## Exercise requirements
Without the pictures, reproduce the records that follow exactly.

## Material supplied
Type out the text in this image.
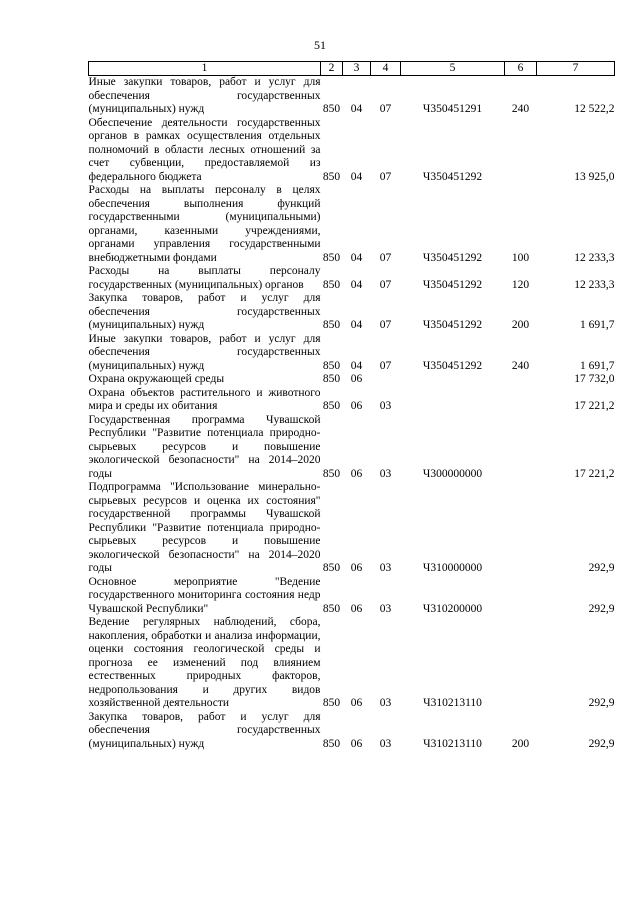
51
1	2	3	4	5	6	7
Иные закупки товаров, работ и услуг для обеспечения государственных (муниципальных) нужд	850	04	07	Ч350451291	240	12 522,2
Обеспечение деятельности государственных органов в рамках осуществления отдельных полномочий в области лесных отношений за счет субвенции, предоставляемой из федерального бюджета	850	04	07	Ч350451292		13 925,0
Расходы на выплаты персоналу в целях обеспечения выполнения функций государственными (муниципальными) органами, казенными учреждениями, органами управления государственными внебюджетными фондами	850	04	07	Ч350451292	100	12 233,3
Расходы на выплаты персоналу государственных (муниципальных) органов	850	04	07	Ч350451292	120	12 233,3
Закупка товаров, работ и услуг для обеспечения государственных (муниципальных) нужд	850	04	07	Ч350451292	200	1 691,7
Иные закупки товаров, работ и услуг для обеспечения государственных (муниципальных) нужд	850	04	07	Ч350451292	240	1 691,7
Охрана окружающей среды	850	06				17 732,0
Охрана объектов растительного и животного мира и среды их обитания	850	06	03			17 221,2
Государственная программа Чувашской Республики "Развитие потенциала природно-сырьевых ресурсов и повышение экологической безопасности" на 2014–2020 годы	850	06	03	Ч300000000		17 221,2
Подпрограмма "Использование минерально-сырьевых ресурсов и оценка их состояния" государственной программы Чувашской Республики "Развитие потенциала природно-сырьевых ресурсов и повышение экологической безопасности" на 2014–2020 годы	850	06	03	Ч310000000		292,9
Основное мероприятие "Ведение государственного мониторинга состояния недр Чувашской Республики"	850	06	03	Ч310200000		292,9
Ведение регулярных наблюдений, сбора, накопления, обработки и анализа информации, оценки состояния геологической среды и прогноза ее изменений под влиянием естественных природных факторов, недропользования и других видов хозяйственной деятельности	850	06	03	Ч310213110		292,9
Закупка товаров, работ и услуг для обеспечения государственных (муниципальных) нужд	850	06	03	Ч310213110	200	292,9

## Solution for this task
Type out the text in this image.
51
1	2	3	4	5	6	7
Иные закупки товаров, работ и услуг для обеспечения государственных (муниципальных) нужд	850	04	07	Ч350451291	240	12 522,2
Обеспечение деятельности государственных органов в рамках осуществления отдельных полномочий в области лесных отношений за счет субвенции, предоставляемой из федерального бюджета	850	04	07	Ч350451292		13 925,0
Расходы на выплаты персоналу в целях обеспечения выполнения функций государственными (муниципальными) органами, казенными учреждениями, органами управления государственными внебюджетными фондами	850	04	07	Ч350451292	100	12 233,3
Расходы на выплаты персоналу государственных (муниципальных) органов	850	04	07	Ч350451292	120	12 233,3
Закупка товаров, работ и услуг для обеспечения государственных (муниципальных) нужд	850	04	07	Ч350451292	200	1 691,7
Иные закупки товаров, работ и услуг для обеспечения государственных (муниципальных) нужд	850	04	07	Ч350451292	240	1 691,7
Охрана окружающей среды	850	06				17 732,0
Охрана объектов растительного и животного мира и среды их обитания	850	06	03			17 221,2
Государственная программа Чувашской Республики "Развитие потенциала природно-сырьевых ресурсов и повышение экологической безопасности" на 2014–2020 годы	850	06	03	Ч300000000		17 221,2
Подпрограмма "Использование минерально-сырьевых ресурсов и оценка их состояния" государственной программы Чувашской Республики "Развитие потенциала природно-сырьевых ресурсов и повышение экологической безопасности" на 2014–2020 годы	850	06	03	Ч310000000		292,9
Основное мероприятие "Ведение государственного мониторинга состояния недр Чувашской Республики"	850	06	03	Ч310200000		292,9
Ведение регулярных наблюдений, сбора, накопления, обработки и анализа информации, оценки состояния геологической среды и прогноза ее изменений под влиянием естественных природных факторов, недропользования и других видов хозяйственной деятельности	850	06	03	Ч310213110		292,9
Закупка товаров, работ и услуг для обеспечения государственных (муниципальных) нужд	850	06	03	Ч310213110	200	292,9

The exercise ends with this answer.